[Data]
--- Begin ---
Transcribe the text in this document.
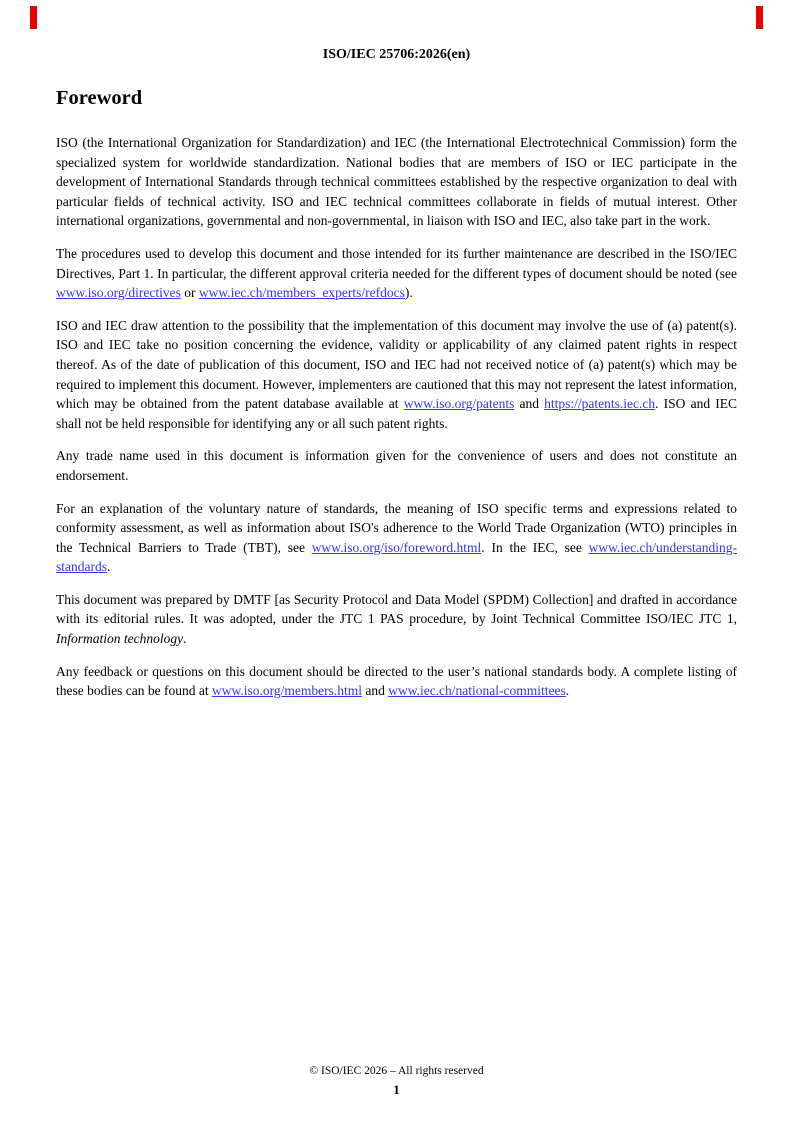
ISO/IEC 25706:2026(en)
Foreword

ISO (the International Organization for Standardization) and IEC (the International Electrotechnical Commission) form the specialized system for worldwide standardization. National bodies that are members of ISO or IEC participate in the development of International Standards through technical committees established by the respective organization to deal with particular fields of technical activity. ISO and IEC technical committees collaborate in fields of mutual interest. Other international organizations, governmental and non-governmental, in liaison with ISO and IEC, also take part in the work.

The procedures used to develop this document and those intended for its further maintenance are described in the ISO/IEC Directives, Part 1. In particular, the different approval criteria needed for the different types of document should be noted (see www.iso.org/directives or www.iec.ch/members_experts/refdocs).

ISO and IEC draw attention to the possibility that the implementation of this document may involve the use of (a) patent(s). ISO and IEC take no position concerning the evidence, validity or applicability of any claimed patent rights in respect thereof. As of the date of publication of this document, ISO and IEC had not received notice of (a) patent(s) which may be required to implement this document. However, implementers are cautioned that this may not represent the latest information, which may be obtained from the patent database available at www.iso.org/patents and https://patents.iec.ch. ISO and IEC shall not be held responsible for identifying any or all such patent rights.

Any trade name used in this document is information given for the convenience of users and does not constitute an endorsement.

For an explanation of the voluntary nature of standards, the meaning of ISO specific terms and expressions related to conformity assessment, as well as information about ISO's adherence to the World Trade Organization (WTO) principles in the Technical Barriers to Trade (TBT), see www.iso.org/iso/foreword.html. In the IEC, see www.iec.ch/understanding-standards.

This document was prepared by DMTF [as Security Protocol and Data Model (SPDM) Collection] and drafted in accordance with its editorial rules. It was adopted, under the JTC 1 PAS procedure, by Joint Technical Committee ISO/IEC JTC 1, Information technology.

Any feedback or questions on this document should be directed to the user’s national standards body. A complete listing of these bodies can be found at www.iso.org/members.html and www.iec.ch/national-committees.

© ISO/IEC 2026 – All rights reserved
1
--- End ---
[Task requirements]
Select all lines in the listing that include the word "used".

[Answer in full]
The procedures used to develop this document and those intended for its further maintenance are described in the ISO/IEC Directives, Part 1. In particular, the different approval criteria needed for the different types of document should be noted (see www.iso.org/directives or www.iec.ch/members_experts/refdocs).
Any trade name used in this document is information given for the convenience of users and does not constitute an endorsement.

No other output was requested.